Starting at the line that contains "wifi-icon (926, 62, 978, 99)" and ending at the line that contains "brain-icon (483, 389, 705, 609)", format the lines of the material below as a JSON list of strings, one string per line.

***** Material shown *****

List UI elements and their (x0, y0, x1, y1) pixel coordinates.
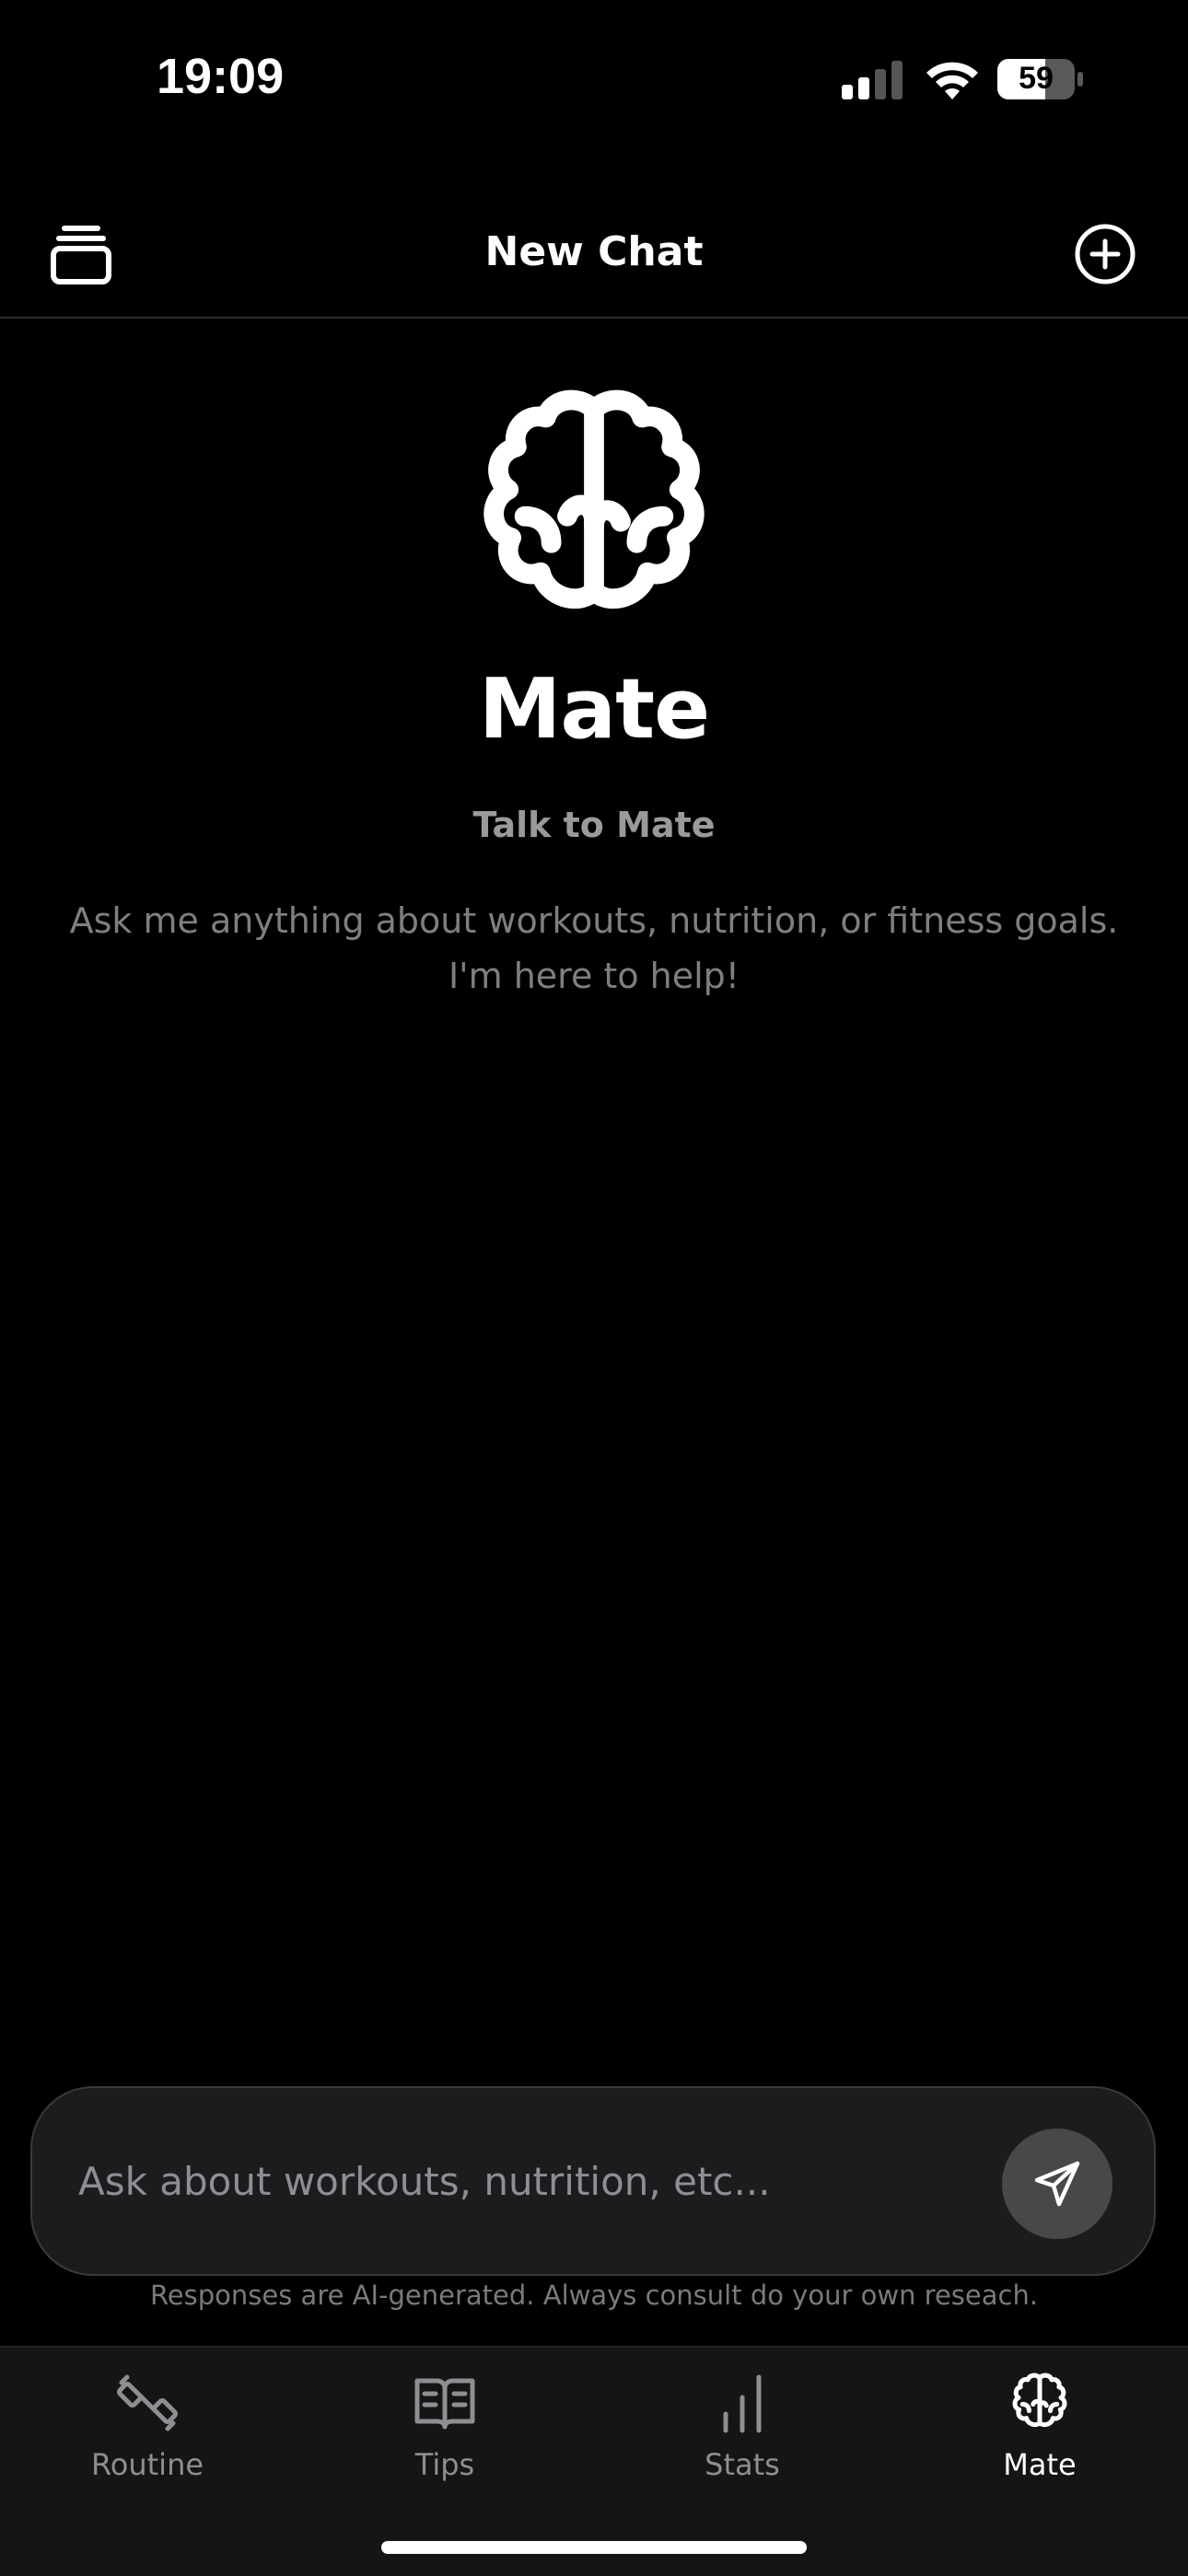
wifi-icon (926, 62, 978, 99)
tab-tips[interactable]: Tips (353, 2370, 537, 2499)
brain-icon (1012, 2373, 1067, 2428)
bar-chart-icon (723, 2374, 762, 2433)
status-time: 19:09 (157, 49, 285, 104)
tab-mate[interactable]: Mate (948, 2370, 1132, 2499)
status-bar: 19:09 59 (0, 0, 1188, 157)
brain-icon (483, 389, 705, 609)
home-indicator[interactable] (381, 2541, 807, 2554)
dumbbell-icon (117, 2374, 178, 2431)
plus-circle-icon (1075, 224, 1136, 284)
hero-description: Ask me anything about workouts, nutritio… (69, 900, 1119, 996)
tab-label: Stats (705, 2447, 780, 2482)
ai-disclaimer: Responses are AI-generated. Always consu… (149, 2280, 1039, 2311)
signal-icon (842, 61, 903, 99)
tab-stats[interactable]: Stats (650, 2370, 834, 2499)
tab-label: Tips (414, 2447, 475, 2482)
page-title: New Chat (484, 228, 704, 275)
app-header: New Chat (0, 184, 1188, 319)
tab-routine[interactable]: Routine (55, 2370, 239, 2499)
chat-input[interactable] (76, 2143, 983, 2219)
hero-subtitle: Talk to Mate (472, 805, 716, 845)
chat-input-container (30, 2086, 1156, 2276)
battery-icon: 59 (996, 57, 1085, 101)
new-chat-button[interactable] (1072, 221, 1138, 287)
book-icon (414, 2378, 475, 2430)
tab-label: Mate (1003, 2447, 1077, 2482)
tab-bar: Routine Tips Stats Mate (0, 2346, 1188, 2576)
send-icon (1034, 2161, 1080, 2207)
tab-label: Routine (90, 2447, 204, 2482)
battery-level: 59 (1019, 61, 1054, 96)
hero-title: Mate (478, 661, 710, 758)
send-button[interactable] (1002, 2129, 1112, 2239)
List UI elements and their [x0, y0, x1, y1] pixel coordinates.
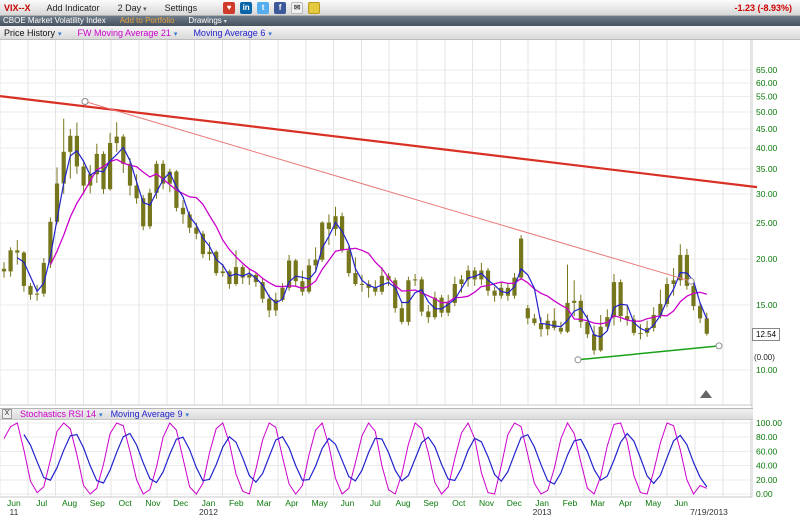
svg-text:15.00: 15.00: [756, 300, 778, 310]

*****

Solution to this exercise ->
[
  "wifi-icon (926, 62, 978, 99)",
  "tab-tips[interactable]: Tips (353, 2370, 537, 2499)",
  "brain-icon (1012, 2373, 1067, 2428)",
  "bar-chart-icon (723, 2374, 762, 2433)",
  "status-time: 19:09 (157, 49, 285, 104)",
  "tab-mate[interactable]: Mate (948, 2370, 1132, 2499)",
  "status-bar: 19:09 59 (0, 0, 1188, 157)",
  "brain-icon (483, 389, 705, 609)"
]